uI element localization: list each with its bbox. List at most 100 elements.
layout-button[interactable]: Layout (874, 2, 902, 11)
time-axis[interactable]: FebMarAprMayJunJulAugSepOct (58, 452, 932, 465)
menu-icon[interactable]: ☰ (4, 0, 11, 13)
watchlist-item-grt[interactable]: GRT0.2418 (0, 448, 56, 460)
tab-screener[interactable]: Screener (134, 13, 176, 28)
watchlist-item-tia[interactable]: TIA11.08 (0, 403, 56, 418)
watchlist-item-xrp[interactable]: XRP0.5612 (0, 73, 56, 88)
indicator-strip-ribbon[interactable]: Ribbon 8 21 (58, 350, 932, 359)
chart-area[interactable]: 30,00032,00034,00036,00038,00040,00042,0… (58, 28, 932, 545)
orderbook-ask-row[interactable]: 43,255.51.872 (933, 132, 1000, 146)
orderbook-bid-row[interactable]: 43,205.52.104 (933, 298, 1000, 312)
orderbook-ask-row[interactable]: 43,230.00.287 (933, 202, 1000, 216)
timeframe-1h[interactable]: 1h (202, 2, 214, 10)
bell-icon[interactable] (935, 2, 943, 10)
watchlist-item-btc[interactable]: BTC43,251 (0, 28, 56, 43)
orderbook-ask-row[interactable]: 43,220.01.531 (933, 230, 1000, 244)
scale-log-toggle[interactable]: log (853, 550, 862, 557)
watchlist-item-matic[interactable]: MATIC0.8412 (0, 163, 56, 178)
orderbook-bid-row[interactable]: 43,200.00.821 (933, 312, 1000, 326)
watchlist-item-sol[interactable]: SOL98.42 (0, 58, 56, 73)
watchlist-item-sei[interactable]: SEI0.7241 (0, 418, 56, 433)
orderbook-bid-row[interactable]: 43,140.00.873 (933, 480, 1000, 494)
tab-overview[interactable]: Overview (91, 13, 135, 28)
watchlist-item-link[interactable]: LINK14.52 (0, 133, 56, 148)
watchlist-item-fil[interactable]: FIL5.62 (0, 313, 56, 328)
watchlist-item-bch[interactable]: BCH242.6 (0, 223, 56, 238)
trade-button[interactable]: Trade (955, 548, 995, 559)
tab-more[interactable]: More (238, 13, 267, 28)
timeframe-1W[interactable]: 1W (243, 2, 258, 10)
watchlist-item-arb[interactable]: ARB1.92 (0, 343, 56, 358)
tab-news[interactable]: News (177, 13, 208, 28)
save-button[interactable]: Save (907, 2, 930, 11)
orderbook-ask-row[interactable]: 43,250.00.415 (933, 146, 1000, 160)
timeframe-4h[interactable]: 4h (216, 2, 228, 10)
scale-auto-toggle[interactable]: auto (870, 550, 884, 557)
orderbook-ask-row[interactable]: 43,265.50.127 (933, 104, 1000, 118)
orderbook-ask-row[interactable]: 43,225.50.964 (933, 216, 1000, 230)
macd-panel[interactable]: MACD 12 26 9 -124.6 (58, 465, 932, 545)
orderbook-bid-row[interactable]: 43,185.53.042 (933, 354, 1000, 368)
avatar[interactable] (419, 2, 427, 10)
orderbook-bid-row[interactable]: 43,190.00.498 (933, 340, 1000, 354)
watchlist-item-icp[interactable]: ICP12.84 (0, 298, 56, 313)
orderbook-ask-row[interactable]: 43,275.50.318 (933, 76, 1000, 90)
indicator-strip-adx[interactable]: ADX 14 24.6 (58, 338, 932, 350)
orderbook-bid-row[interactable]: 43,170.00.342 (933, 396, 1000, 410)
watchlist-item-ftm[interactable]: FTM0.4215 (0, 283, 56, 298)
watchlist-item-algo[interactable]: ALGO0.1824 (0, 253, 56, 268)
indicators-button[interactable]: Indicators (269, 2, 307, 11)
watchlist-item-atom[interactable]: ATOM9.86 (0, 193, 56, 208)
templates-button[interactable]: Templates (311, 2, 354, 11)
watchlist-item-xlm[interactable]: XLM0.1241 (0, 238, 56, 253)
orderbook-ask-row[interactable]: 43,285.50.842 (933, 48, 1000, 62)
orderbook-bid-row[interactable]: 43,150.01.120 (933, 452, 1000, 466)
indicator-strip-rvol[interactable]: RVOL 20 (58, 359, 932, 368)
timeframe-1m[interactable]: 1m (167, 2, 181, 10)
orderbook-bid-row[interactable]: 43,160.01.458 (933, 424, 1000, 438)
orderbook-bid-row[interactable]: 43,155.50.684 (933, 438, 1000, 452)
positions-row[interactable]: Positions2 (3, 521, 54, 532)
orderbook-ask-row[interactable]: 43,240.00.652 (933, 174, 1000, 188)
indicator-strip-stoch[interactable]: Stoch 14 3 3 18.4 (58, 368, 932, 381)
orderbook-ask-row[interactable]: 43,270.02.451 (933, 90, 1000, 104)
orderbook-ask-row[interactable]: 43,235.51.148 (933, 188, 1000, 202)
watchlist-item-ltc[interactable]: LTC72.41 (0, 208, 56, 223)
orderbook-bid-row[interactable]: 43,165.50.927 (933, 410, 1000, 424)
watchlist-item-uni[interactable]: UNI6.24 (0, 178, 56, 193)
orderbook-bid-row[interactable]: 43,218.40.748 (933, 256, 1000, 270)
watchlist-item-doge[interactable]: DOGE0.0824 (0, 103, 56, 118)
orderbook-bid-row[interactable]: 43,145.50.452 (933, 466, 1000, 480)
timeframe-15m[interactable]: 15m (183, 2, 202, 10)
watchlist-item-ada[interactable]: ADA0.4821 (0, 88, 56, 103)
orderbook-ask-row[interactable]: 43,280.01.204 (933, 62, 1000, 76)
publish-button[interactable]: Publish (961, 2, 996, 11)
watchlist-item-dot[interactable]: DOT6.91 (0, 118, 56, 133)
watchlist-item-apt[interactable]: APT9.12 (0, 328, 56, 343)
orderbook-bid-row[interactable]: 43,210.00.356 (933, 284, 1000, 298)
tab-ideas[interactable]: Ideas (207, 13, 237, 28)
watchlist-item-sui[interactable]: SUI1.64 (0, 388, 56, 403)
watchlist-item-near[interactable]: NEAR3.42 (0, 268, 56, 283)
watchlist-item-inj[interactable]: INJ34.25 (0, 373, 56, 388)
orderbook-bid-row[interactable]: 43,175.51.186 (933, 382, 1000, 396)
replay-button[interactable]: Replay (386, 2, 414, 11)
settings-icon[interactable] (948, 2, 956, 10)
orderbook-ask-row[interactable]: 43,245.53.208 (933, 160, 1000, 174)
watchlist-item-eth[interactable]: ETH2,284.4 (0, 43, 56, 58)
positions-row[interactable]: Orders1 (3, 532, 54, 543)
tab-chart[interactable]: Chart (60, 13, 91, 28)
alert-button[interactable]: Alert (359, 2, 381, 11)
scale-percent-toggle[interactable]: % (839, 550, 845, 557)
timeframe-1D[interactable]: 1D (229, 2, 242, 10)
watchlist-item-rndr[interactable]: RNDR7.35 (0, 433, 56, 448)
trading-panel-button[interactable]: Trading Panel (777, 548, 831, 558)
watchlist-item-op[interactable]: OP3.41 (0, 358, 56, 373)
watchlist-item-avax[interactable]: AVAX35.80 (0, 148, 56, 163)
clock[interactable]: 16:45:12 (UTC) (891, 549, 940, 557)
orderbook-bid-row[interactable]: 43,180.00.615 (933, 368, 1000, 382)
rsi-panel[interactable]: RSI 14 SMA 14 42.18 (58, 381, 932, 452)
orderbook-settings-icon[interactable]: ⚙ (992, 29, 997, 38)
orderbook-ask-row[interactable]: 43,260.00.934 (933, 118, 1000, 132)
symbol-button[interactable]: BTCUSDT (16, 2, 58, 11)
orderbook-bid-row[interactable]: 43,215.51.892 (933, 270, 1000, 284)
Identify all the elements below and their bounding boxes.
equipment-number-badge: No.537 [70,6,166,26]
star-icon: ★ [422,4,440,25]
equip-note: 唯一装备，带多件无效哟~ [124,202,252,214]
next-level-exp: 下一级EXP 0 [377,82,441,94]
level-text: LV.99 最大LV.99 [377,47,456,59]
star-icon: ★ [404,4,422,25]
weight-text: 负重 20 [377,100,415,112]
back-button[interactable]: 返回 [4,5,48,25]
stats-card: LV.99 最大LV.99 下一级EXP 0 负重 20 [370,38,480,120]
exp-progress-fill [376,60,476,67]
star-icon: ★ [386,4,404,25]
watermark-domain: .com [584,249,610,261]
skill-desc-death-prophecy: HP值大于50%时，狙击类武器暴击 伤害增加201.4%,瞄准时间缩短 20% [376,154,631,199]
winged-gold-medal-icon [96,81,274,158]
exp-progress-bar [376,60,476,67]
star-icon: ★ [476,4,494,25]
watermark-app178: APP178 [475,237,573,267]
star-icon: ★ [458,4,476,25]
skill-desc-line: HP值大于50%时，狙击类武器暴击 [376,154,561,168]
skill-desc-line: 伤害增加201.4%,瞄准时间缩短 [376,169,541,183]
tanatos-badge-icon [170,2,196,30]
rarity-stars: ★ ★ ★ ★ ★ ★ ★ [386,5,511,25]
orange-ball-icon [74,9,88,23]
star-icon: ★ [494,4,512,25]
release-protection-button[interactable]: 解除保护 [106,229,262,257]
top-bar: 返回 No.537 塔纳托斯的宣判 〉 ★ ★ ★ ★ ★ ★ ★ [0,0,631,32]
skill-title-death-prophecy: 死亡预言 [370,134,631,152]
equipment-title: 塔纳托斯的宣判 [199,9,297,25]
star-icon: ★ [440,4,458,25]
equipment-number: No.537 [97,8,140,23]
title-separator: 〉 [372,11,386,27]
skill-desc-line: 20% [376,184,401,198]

········

What needs to be done: Please pick out every line above that contains the word "death" and copy each one in full.

Completed exercise:
skill-desc-death-prophecy: HP值大于50%时，狙击类武器暴击 伤害增加201.4%,瞄准时间缩短 20% [376,154,631,199]
skill-title-death-prophecy: 死亡预言 [370,134,631,152]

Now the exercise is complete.